Saved entries:
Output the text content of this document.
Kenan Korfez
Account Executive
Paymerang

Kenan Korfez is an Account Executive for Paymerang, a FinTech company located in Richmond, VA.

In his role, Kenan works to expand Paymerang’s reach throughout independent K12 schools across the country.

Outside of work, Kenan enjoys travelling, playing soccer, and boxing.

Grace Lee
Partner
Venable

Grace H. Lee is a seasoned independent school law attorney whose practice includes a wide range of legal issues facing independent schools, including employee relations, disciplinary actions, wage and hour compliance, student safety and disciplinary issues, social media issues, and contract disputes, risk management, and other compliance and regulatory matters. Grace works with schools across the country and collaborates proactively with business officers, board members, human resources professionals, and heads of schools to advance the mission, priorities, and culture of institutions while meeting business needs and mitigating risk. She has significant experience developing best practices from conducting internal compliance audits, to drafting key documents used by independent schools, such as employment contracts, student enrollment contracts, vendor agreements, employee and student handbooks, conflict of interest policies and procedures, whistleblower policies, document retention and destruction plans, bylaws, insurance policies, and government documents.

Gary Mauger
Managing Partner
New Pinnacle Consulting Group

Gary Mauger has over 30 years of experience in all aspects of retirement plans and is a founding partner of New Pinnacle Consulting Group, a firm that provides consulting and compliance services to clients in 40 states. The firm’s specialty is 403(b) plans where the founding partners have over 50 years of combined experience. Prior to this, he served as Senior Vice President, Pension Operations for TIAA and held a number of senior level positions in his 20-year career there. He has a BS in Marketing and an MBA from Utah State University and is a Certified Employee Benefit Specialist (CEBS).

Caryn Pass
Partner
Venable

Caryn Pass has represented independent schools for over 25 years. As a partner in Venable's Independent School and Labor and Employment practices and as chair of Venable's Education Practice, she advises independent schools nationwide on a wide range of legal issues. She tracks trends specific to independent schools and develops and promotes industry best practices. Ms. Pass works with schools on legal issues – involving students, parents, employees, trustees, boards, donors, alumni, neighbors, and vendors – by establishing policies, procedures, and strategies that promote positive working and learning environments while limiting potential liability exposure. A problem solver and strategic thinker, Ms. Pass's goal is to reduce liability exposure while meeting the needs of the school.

PROMPT:
What is the number of lines holding the word "Grace"? State it alone.

WRITTEN ANSWER:
2